**RECORDED INFORMATION:**
— START —

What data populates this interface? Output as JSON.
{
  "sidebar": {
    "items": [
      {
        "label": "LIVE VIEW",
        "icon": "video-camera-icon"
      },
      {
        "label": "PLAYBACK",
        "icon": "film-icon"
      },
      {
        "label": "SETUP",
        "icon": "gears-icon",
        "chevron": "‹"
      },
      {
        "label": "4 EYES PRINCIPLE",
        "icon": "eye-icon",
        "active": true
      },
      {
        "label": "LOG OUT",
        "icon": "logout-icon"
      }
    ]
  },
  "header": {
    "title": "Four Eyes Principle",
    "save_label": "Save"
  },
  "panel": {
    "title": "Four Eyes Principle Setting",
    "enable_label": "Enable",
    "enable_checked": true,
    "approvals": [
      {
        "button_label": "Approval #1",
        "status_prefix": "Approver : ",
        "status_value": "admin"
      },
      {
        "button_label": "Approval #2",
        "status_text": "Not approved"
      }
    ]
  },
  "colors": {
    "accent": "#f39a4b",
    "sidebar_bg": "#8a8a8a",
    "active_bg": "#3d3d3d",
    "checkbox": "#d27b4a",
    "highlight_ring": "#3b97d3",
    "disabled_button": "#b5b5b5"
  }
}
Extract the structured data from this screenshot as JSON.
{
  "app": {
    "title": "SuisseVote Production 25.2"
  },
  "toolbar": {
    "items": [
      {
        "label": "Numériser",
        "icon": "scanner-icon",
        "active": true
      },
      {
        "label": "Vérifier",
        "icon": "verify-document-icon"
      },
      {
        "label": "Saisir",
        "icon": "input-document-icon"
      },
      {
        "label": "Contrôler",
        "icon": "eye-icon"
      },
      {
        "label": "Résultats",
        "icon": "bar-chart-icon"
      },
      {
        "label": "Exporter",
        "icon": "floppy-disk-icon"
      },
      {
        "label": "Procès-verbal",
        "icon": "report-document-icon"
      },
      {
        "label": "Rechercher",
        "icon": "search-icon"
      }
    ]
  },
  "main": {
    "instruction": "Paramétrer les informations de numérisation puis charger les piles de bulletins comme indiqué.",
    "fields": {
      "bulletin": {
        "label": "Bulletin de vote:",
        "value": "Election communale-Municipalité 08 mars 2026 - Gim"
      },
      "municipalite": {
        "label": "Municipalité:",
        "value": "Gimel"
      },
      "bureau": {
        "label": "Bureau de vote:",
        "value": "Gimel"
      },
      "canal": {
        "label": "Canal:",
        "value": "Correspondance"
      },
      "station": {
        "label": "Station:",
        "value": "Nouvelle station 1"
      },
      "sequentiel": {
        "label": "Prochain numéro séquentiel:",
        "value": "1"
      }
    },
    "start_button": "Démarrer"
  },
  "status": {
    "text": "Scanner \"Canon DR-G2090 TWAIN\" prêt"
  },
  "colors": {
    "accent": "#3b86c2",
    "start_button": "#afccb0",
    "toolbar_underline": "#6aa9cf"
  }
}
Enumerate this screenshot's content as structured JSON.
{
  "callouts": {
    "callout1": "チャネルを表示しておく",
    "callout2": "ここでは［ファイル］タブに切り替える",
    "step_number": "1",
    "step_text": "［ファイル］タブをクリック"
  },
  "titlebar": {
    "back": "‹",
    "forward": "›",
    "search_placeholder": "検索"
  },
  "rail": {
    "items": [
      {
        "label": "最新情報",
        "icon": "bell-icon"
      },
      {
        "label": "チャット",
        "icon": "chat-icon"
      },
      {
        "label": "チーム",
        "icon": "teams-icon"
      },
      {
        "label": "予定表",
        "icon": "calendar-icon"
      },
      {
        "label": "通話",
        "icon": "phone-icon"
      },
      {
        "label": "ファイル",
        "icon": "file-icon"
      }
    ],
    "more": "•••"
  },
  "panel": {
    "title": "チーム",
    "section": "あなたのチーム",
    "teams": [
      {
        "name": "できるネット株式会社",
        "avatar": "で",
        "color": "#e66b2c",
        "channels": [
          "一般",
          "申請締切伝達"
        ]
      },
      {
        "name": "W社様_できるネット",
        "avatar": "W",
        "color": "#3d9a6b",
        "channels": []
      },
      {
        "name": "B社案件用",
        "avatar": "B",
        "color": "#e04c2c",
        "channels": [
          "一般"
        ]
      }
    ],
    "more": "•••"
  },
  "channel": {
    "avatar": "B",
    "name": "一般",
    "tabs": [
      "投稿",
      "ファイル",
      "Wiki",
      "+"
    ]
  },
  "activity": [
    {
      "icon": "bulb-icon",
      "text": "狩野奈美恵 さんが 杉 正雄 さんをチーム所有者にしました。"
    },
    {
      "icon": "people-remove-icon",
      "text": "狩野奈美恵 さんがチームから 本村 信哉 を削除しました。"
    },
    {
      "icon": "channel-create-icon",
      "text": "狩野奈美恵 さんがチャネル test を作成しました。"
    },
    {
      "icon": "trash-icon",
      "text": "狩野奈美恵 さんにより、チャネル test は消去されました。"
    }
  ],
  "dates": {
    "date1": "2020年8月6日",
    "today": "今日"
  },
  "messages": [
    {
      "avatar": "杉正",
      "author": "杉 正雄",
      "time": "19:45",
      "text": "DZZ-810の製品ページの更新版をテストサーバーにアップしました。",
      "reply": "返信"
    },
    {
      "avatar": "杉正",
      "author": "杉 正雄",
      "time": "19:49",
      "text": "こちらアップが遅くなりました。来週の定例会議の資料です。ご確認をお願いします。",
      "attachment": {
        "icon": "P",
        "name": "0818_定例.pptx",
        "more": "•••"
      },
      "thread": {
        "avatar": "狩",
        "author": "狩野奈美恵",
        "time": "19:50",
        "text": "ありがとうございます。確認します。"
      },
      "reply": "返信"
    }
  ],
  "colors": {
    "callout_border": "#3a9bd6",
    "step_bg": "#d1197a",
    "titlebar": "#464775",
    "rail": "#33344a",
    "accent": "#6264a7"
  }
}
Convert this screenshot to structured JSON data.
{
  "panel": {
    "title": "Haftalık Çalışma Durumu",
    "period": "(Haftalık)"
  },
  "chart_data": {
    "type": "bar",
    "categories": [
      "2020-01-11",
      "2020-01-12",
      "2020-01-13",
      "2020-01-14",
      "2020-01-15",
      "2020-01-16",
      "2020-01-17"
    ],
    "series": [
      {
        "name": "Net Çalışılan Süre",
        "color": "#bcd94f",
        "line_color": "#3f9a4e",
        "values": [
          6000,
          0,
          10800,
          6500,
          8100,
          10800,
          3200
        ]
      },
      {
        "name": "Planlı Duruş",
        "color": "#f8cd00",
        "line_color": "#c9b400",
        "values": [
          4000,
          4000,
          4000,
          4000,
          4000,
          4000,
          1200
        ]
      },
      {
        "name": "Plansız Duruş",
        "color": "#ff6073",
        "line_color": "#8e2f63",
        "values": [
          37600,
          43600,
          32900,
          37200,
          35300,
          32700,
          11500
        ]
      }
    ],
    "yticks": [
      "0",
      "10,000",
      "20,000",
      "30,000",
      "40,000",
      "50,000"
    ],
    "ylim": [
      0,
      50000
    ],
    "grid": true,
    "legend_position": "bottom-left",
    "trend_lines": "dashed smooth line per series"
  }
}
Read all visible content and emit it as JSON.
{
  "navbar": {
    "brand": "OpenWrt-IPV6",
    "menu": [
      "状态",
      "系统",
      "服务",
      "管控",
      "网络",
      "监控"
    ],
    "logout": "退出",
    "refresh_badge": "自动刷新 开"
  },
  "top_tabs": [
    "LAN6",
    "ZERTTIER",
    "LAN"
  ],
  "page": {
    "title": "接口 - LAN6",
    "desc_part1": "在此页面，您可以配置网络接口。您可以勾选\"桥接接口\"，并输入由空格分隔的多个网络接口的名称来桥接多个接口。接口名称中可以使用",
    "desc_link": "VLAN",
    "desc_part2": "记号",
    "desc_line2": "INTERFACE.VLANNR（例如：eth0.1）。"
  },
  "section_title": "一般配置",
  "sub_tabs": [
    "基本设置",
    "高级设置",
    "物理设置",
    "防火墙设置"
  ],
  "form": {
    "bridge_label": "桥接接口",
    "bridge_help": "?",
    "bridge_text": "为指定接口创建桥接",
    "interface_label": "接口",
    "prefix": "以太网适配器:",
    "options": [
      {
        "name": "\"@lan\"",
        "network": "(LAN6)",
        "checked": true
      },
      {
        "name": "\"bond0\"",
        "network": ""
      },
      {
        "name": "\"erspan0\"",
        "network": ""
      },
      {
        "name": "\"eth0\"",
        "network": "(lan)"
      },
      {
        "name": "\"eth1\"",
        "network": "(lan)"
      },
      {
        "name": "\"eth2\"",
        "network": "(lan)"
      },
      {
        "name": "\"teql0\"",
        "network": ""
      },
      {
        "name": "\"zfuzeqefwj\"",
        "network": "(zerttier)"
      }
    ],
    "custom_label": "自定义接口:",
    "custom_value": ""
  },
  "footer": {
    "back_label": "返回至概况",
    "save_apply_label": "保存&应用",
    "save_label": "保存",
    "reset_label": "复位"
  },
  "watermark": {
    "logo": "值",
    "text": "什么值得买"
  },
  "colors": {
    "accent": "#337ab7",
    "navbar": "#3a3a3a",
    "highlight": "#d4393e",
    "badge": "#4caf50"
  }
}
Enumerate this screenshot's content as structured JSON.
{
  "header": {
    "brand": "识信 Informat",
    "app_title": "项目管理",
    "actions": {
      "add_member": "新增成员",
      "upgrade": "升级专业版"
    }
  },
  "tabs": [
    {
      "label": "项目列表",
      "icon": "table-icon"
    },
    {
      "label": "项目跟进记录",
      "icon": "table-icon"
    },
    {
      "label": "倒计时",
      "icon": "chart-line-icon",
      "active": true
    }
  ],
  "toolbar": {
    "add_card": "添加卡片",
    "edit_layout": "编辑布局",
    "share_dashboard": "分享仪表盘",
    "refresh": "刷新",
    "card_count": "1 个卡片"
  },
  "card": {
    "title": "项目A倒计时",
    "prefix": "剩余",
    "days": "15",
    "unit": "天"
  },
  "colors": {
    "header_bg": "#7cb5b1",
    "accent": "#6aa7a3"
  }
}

— END —

**EXERCISE DETAILS:**
Gather all lines with the string "this" from the data.

**RESULT BELOW:**
What data populates this interface? Output as JSON.
Extract the structured data from this screenshot as JSON.
Enumerate this screenshot's content as structured JSON.
Convert this screenshot to structured JSON data.
Enumerate this screenshot's content as structured JSON.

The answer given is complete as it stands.